WHAT NEEDS TO BE DONE –
Please give the entries again in full and exactly, without any picture.

DATA FOR PROCESSING –
++++++++++

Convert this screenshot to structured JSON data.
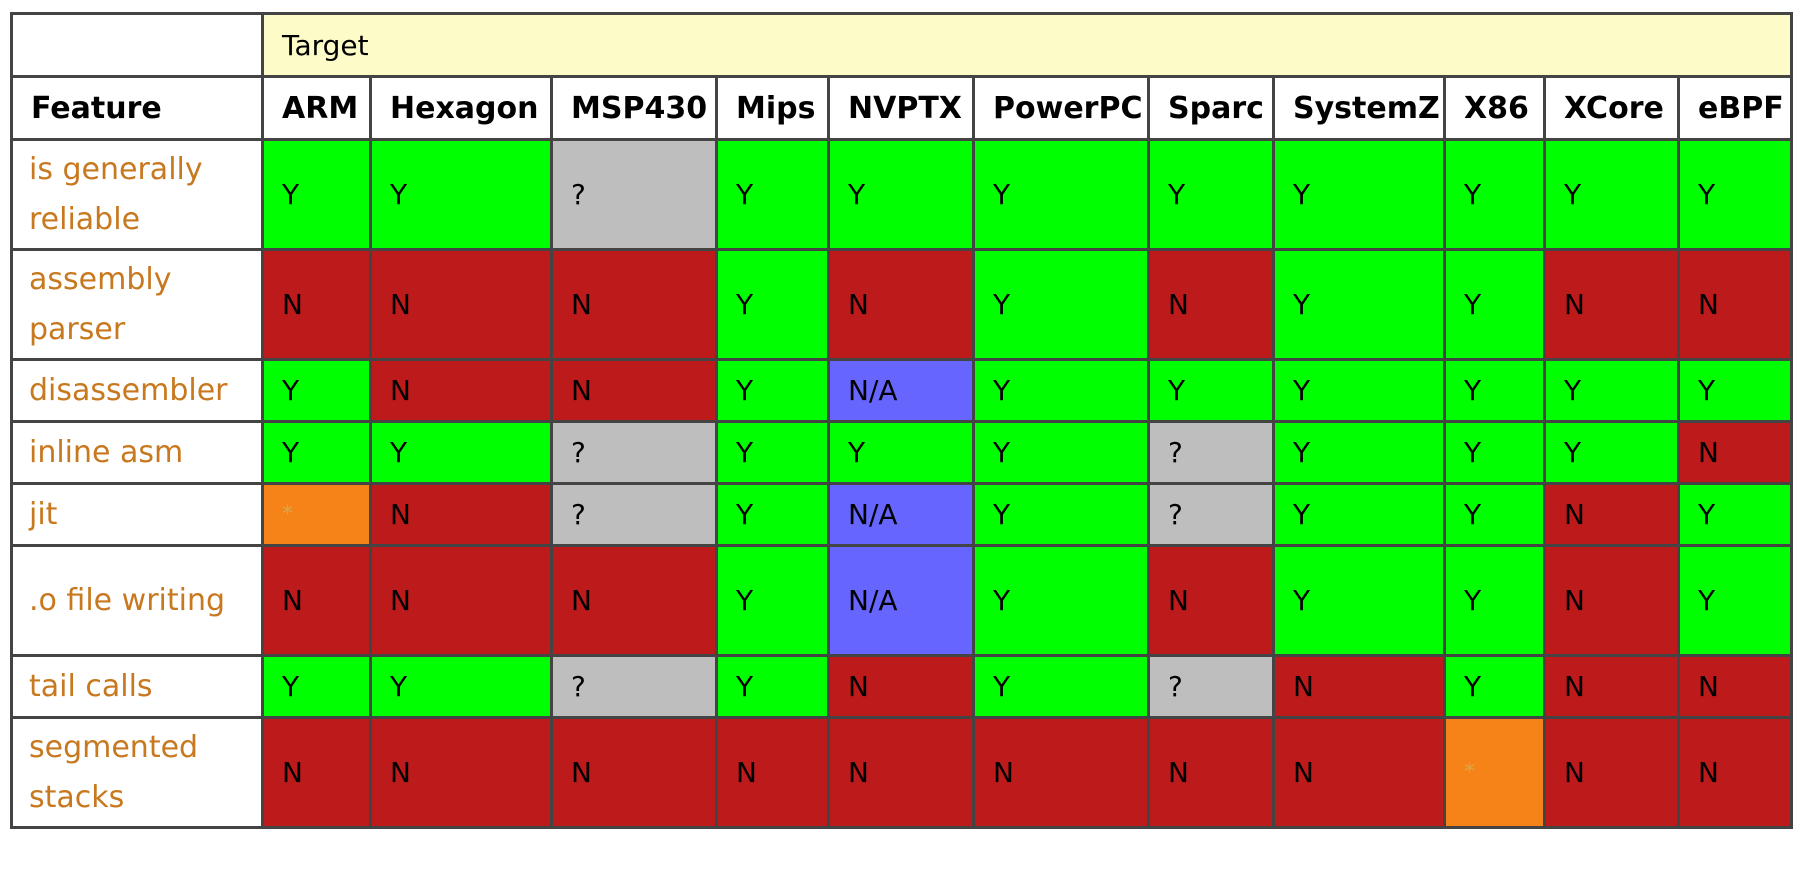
{
  "header": {
    "target_label": "Target",
    "feature_label": "Feature",
    "targets": [
      "ARM",
      "Hexagon",
      "MSP430",
      "Mips",
      "NVPTX",
      "PowerPC",
      "Sparc",
      "SystemZ",
      "X86",
      "XCore",
      "eBPF"
    ]
  },
  "rows": [
    {
      "feature": "is generally reliable",
      "values": [
        "Y",
        "Y",
        "?",
        "Y",
        "Y",
        "Y",
        "Y",
        "Y",
        "Y",
        "Y",
        "Y"
      ]
    },
    {
      "feature": "assembly parser",
      "values": [
        "N",
        "N",
        "N",
        "Y",
        "N",
        "Y",
        "N",
        "Y",
        "Y",
        "N",
        "N"
      ]
    },
    {
      "feature": "disassembler",
      "values": [
        "Y",
        "N",
        "N",
        "Y",
        "N/A",
        "Y",
        "Y",
        "Y",
        "Y",
        "Y",
        "Y"
      ]
    },
    {
      "feature": "inline asm",
      "values": [
        "Y",
        "Y",
        "?",
        "Y",
        "Y",
        "Y",
        "?",
        "Y",
        "Y",
        "Y",
        "N"
      ]
    },
    {
      "feature": "jit",
      "values": [
        "*",
        "N",
        "?",
        "Y",
        "N/A",
        "Y",
        "?",
        "Y",
        "Y",
        "N",
        "Y"
      ]
    },
    {
      "feature": ".o file writing",
      "values": [
        "N",
        "N",
        "N",
        "Y",
        "N/A",
        "Y",
        "N",
        "Y",
        "Y",
        "N",
        "Y"
      ]
    },
    {
      "feature": "tail calls",
      "values": [
        "Y",
        "Y",
        "?",
        "Y",
        "N",
        "Y",
        "?",
        "N",
        "Y",
        "N",
        "N"
      ]
    },
    {
      "feature": "segmented stacks",
      "values": [
        "N",
        "N",
        "N",
        "N",
        "N",
        "N",
        "N",
        "N",
        "*",
        "N",
        "N"
      ]
    }
  ],
  "colors": {
    "yes": "#00ff00",
    "no": "#bd1b1b",
    "unknown": "#bebebe",
    "not_applicable": "#6666ff",
    "partial": "#f58318",
    "target_header_bg": "#fdfbc8",
    "feature_text": "#c8781e"
  }
}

++++++++++

RESPONSE FOR THIS EXERCISE –
Convert this screenshot to structured JSON data.
{
  "header": {
    "target_label": "Target",
    "feature_label": "Feature",
    "targets": [
      "ARM",
      "Hexagon",
      "MSP430",
      "Mips",
      "NVPTX",
      "PowerPC",
      "Sparc",
      "SystemZ",
      "X86",
      "XCore",
      "eBPF"
    ]
  },
  "rows": [
    {
      "feature": "is generally reliable",
      "values": [
        "Y",
        "Y",
        "?",
        "Y",
        "Y",
        "Y",
        "Y",
        "Y",
        "Y",
        "Y",
        "Y"
      ]
    },
    {
      "feature": "assembly parser",
      "values": [
        "N",
        "N",
        "N",
        "Y",
        "N",
        "Y",
        "N",
        "Y",
        "Y",
        "N",
        "N"
      ]
    },
    {
      "feature": "disassembler",
      "values": [
        "Y",
        "N",
        "N",
        "Y",
        "N/A",
        "Y",
        "Y",
        "Y",
        "Y",
        "Y",
        "Y"
      ]
    },
    {
      "feature": "inline asm",
      "values": [
        "Y",
        "Y",
        "?",
        "Y",
        "Y",
        "Y",
        "?",
        "Y",
        "Y",
        "Y",
        "N"
      ]
    },
    {
      "feature": "jit",
      "values": [
        "*",
        "N",
        "?",
        "Y",
        "N/A",
        "Y",
        "?",
        "Y",
        "Y",
        "N",
        "Y"
      ]
    },
    {
      "feature": ".o file writing",
      "values": [
        "N",
        "N",
        "N",
        "Y",
        "N/A",
        "Y",
        "N",
        "Y",
        "Y",
        "N",
        "Y"
      ]
    },
    {
      "feature": "tail calls",
      "values": [
        "Y",
        "Y",
        "?",
        "Y",
        "N",
        "Y",
        "?",
        "N",
        "Y",
        "N",
        "N"
      ]
    },
    {
      "feature": "segmented stacks",
      "values": [
        "N",
        "N",
        "N",
        "N",
        "N",
        "N",
        "N",
        "N",
        "*",
        "N",
        "N"
      ]
    }
  ],
  "colors": {
    "yes": "#00ff00",
    "no": "#bd1b1b",
    "unknown": "#bebebe",
    "not_applicable": "#6666ff",
    "partial": "#f58318",
    "target_header_bg": "#fdfbc8",
    "feature_text": "#c8781e"
  }
}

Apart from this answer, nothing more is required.